Short exercise: Scan the records for the string "Output"; copy each line where it occurs.

[Extracted records]
################
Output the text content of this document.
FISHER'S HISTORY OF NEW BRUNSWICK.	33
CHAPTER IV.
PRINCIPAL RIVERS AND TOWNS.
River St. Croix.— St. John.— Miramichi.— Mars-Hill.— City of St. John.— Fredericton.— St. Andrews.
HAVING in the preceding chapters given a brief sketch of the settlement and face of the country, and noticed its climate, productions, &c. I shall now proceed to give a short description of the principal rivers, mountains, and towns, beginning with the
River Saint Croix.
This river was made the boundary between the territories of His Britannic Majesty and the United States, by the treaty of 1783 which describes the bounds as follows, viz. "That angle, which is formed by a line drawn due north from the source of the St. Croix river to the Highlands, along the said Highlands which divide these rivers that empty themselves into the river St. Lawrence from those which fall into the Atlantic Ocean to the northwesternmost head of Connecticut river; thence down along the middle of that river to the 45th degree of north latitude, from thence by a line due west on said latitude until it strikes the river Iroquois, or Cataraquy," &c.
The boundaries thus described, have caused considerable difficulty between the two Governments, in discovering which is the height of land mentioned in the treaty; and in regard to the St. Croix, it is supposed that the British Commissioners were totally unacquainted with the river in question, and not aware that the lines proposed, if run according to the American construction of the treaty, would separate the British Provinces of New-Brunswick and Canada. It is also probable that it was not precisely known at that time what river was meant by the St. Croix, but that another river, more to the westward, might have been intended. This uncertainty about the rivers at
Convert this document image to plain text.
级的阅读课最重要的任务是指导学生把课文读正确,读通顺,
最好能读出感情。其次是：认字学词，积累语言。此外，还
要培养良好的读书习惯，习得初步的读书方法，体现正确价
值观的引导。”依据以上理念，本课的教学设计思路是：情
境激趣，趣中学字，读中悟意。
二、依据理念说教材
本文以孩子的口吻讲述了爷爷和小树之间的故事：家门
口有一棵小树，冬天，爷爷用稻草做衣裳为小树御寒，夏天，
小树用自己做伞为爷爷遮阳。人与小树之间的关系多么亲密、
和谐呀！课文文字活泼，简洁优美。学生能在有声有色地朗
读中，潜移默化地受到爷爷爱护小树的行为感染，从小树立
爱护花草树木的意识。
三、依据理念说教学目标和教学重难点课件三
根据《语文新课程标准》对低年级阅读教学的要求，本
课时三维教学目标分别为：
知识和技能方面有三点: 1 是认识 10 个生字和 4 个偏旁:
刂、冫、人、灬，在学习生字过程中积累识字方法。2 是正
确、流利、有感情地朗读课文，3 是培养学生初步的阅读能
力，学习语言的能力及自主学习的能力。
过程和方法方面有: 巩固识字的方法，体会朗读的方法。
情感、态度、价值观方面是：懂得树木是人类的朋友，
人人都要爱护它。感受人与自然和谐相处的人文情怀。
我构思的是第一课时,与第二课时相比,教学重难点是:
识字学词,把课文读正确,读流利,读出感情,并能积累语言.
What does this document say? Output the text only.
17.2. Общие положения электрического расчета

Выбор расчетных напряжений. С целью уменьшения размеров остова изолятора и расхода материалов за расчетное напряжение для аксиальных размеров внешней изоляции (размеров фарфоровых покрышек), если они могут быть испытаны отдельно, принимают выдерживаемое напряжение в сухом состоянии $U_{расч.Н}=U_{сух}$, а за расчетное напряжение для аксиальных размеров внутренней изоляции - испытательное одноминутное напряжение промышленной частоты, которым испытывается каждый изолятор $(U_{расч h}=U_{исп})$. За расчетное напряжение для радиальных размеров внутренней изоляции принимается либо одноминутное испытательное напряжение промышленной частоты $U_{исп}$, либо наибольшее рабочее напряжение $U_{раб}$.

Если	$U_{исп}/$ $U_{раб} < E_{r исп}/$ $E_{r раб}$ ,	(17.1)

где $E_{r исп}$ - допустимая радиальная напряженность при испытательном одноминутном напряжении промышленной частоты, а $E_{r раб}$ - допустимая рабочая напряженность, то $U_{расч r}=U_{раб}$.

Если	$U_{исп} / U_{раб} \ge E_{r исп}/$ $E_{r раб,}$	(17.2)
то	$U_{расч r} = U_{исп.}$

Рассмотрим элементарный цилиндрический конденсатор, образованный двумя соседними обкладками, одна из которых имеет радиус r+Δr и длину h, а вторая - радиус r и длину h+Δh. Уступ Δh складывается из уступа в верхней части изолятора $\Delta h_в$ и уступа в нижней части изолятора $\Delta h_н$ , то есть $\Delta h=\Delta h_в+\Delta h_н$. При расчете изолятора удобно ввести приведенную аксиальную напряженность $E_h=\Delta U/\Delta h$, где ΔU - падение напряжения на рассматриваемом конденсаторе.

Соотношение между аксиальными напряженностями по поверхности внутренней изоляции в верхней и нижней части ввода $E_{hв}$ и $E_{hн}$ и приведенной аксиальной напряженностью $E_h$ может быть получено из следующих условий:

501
################
Correct answer:
Output the text content of this document.
What does this document say? Output the text only.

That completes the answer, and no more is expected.